(begin)

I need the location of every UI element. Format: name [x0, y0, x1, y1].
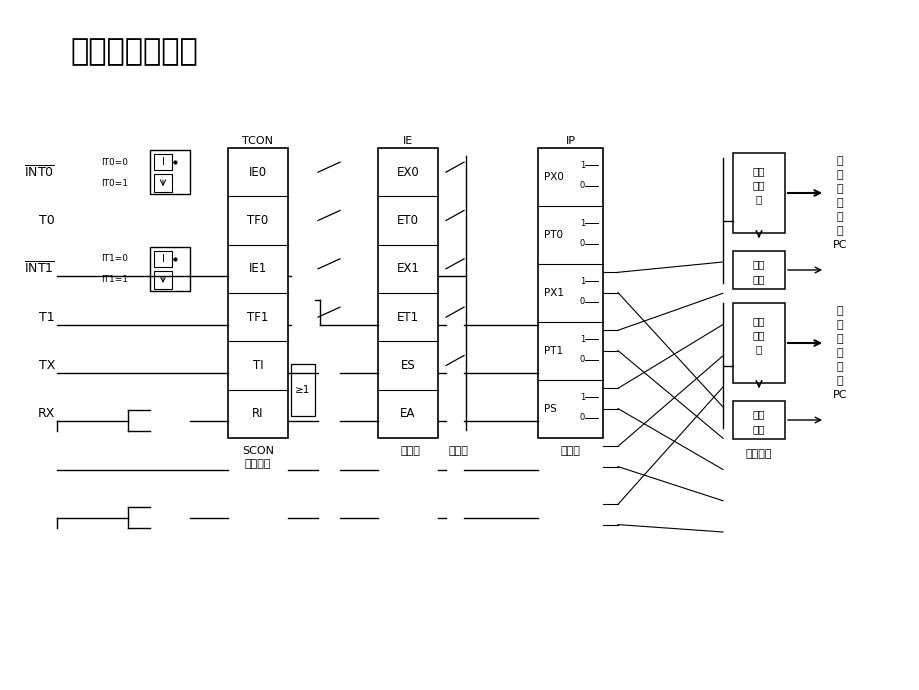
- Text: 中断标志: 中断标志: [244, 459, 271, 469]
- Text: PC: PC: [832, 390, 846, 400]
- Text: 优先级: 优先级: [560, 446, 580, 456]
- Text: 1: 1: [579, 393, 584, 402]
- Text: IE0: IE0: [249, 166, 267, 179]
- Text: PT0: PT0: [543, 230, 562, 240]
- Text: 级: 级: [755, 194, 761, 204]
- Bar: [153, 271, 172, 289]
- Bar: [153, 251, 172, 267]
- Text: 级: 级: [835, 170, 843, 180]
- Text: TX: TX: [39, 359, 55, 372]
- Text: 自然: 自然: [752, 316, 765, 326]
- Text: 中: 中: [835, 334, 843, 344]
- Text: EX1: EX1: [396, 262, 419, 275]
- Text: 中: 中: [835, 184, 843, 194]
- Text: 矢量: 矢量: [752, 409, 765, 419]
- Text: 请: 请: [835, 362, 843, 372]
- Text: 1: 1: [579, 277, 584, 286]
- Text: 地址: 地址: [752, 274, 765, 284]
- Text: IP: IP: [565, 136, 575, 146]
- Bar: [732, 251, 784, 289]
- Bar: [732, 303, 784, 383]
- Text: 请: 请: [835, 212, 843, 222]
- Bar: [378, 148, 437, 438]
- Text: IT0=0: IT0=0: [101, 158, 128, 167]
- Text: IT0=1: IT0=1: [101, 179, 128, 188]
- Text: 求: 求: [835, 226, 843, 236]
- Text: 0: 0: [579, 297, 584, 306]
- Text: RX: RX: [38, 407, 55, 420]
- Text: PT1: PT1: [543, 346, 562, 356]
- Text: 1: 1: [579, 161, 584, 170]
- Text: 1: 1: [579, 335, 584, 344]
- Text: 自然: 自然: [752, 166, 765, 176]
- Text: 内部结构如下：: 内部结构如下：: [70, 37, 198, 66]
- Bar: [732, 401, 784, 439]
- Text: 矢量: 矢量: [752, 259, 765, 269]
- Text: TI: TI: [253, 359, 263, 372]
- Text: $\overline{\rm INT0}$: $\overline{\rm INT0}$: [24, 164, 55, 180]
- Text: PC: PC: [832, 240, 846, 250]
- Text: I: I: [162, 254, 165, 264]
- Text: 地址: 地址: [752, 424, 765, 434]
- Bar: [290, 364, 314, 416]
- Text: TF0: TF0: [247, 214, 268, 227]
- Text: 硬件查询: 硬件查询: [745, 449, 771, 459]
- Text: ET0: ET0: [397, 214, 418, 227]
- Text: TF1: TF1: [247, 310, 268, 324]
- Bar: [732, 153, 784, 233]
- Text: 断: 断: [835, 198, 843, 208]
- Text: ES: ES: [400, 359, 414, 372]
- Text: 低: 低: [835, 306, 843, 316]
- Text: 0: 0: [579, 413, 584, 422]
- Text: 源允许: 源允许: [400, 446, 419, 456]
- Text: I: I: [162, 157, 165, 167]
- Text: 0: 0: [579, 181, 584, 190]
- Text: PX1: PX1: [543, 288, 563, 298]
- Text: EX0: EX0: [396, 166, 419, 179]
- Text: 优先: 优先: [752, 330, 765, 340]
- Text: ≥1: ≥1: [295, 384, 311, 395]
- Text: 0: 0: [579, 239, 584, 248]
- Text: PX0: PX0: [543, 172, 563, 182]
- Text: RI: RI: [252, 407, 264, 420]
- Bar: [538, 148, 602, 438]
- Text: 0: 0: [579, 355, 584, 364]
- Text: TCON: TCON: [243, 136, 273, 146]
- Text: EA: EA: [400, 407, 415, 420]
- Text: 1: 1: [579, 219, 584, 228]
- Text: IE: IE: [403, 136, 413, 146]
- Bar: [150, 247, 190, 290]
- Text: 高: 高: [835, 156, 843, 166]
- Text: 求: 求: [835, 376, 843, 386]
- Text: 优先: 优先: [752, 180, 765, 190]
- Text: SCON: SCON: [242, 446, 274, 456]
- Bar: [153, 174, 172, 193]
- Text: $\overline{\rm INT1}$: $\overline{\rm INT1}$: [24, 261, 55, 277]
- Text: IT1=0: IT1=0: [101, 255, 128, 264]
- Text: 总允许: 总允许: [448, 446, 468, 456]
- Text: 级: 级: [755, 344, 761, 354]
- Text: 断: 断: [835, 348, 843, 358]
- Text: ET1: ET1: [396, 310, 419, 324]
- Text: IE1: IE1: [249, 262, 267, 275]
- Text: T0: T0: [40, 214, 55, 227]
- Bar: [228, 148, 288, 438]
- Text: T1: T1: [40, 310, 55, 324]
- Text: IT1=1: IT1=1: [101, 275, 128, 284]
- Bar: [153, 154, 172, 170]
- Text: PS: PS: [543, 404, 556, 414]
- Text: 级: 级: [835, 320, 843, 330]
- Bar: [150, 150, 190, 194]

(end)

## REQUEST:
Rewrite the lines above with every "Bar" changed to "Block" and nothing else altered. Leave the pictures out.

## WRITTEN SOLUTION:
I need the location of every UI element. Format: name [x0, y0, x1, y1].
- Text: 中断标志: 中断标志: [244, 459, 271, 469]
- Text: PC: PC: [832, 390, 846, 400]
- Text: 优先级: 优先级: [560, 446, 580, 456]
- Text: 1: 1: [579, 393, 584, 402]
- Text: IE0: IE0: [249, 166, 267, 179]
- Text: PT0: PT0: [543, 230, 562, 240]
- Text: 级: 级: [755, 194, 761, 204]
- Block: [153, 271, 172, 289]
- Block: [153, 251, 172, 267]
- Text: 级: 级: [835, 170, 843, 180]
- Text: TX: TX: [39, 359, 55, 372]
- Text: 自然: 自然: [752, 316, 765, 326]
- Text: 中: 中: [835, 334, 843, 344]
- Text: EX1: EX1: [396, 262, 419, 275]
- Text: 中: 中: [835, 184, 843, 194]
- Text: 矢量: 矢量: [752, 409, 765, 419]
- Text: 请: 请: [835, 362, 843, 372]
- Text: 1: 1: [579, 277, 584, 286]
- Text: 地址: 地址: [752, 274, 765, 284]
- Text: IP: IP: [565, 136, 575, 146]
- Block: [732, 251, 784, 289]
- Block: [732, 303, 784, 383]
- Text: 请: 请: [835, 212, 843, 222]
- Block: [378, 148, 437, 438]
- Text: IT0=0: IT0=0: [101, 158, 128, 167]
- Text: IT0=1: IT0=1: [101, 179, 128, 188]
- Text: 求: 求: [835, 226, 843, 236]
- Text: 0: 0: [579, 297, 584, 306]
- Text: RX: RX: [38, 407, 55, 420]
- Text: PT1: PT1: [543, 346, 562, 356]
- Text: 1: 1: [579, 161, 584, 170]
- Text: 1: 1: [579, 335, 584, 344]
- Text: 自然: 自然: [752, 166, 765, 176]
- Text: 内部结构如下：: 内部结构如下：: [70, 37, 198, 66]
- Block: [732, 401, 784, 439]
- Text: 矢量: 矢量: [752, 259, 765, 269]
- Text: TI: TI: [253, 359, 263, 372]
- Text: $\overline{\rm INT0}$: $\overline{\rm INT0}$: [24, 164, 55, 180]
- Text: PC: PC: [832, 240, 846, 250]
- Text: I: I: [162, 254, 165, 264]
- Text: 地址: 地址: [752, 424, 765, 434]
- Block: [290, 364, 314, 416]
- Text: TF0: TF0: [247, 214, 268, 227]
- Text: 硬件查询: 硬件查询: [745, 449, 771, 459]
- Text: ET0: ET0: [397, 214, 418, 227]
- Text: TF1: TF1: [247, 310, 268, 324]
- Block: [732, 153, 784, 233]
- Text: 断: 断: [835, 198, 843, 208]
- Text: ES: ES: [400, 359, 414, 372]
- Text: 低: 低: [835, 306, 843, 316]
- Text: 0: 0: [579, 413, 584, 422]
- Text: 源允许: 源允许: [400, 446, 419, 456]
- Text: I: I: [162, 157, 165, 167]
- Text: 0: 0: [579, 181, 584, 190]
- Text: PX1: PX1: [543, 288, 563, 298]
- Text: EX0: EX0: [396, 166, 419, 179]
- Text: 优先: 优先: [752, 330, 765, 340]
- Text: ≥1: ≥1: [295, 384, 311, 395]
- Text: 0: 0: [579, 239, 584, 248]
- Text: PX0: PX0: [543, 172, 563, 182]
- Text: RI: RI: [252, 407, 264, 420]
- Block: [538, 148, 602, 438]
- Text: 0: 0: [579, 355, 584, 364]
- Text: TCON: TCON: [243, 136, 273, 146]
- Text: EA: EA: [400, 407, 415, 420]
- Text: 1: 1: [579, 219, 584, 228]
- Text: IE: IE: [403, 136, 413, 146]
- Block: [150, 247, 190, 290]
- Text: 高: 高: [835, 156, 843, 166]
- Text: 求: 求: [835, 376, 843, 386]
- Text: 优先: 优先: [752, 180, 765, 190]
- Text: SCON: SCON: [242, 446, 274, 456]
- Block: [153, 174, 172, 193]
- Text: $\overline{\rm INT1}$: $\overline{\rm INT1}$: [24, 261, 55, 277]
- Text: IT1=0: IT1=0: [101, 255, 128, 264]
- Text: 总允许: 总允许: [448, 446, 468, 456]
- Text: 级: 级: [755, 344, 761, 354]
- Text: 断: 断: [835, 348, 843, 358]
- Text: ET1: ET1: [396, 310, 419, 324]
- Text: IE1: IE1: [249, 262, 267, 275]
- Text: T0: T0: [40, 214, 55, 227]
- Block: [228, 148, 288, 438]
- Text: T1: T1: [40, 310, 55, 324]
- Text: IT1=1: IT1=1: [101, 275, 128, 284]
- Block: [153, 154, 172, 170]
- Text: PS: PS: [543, 404, 556, 414]
- Text: 级: 级: [835, 320, 843, 330]
- Block: [150, 150, 190, 194]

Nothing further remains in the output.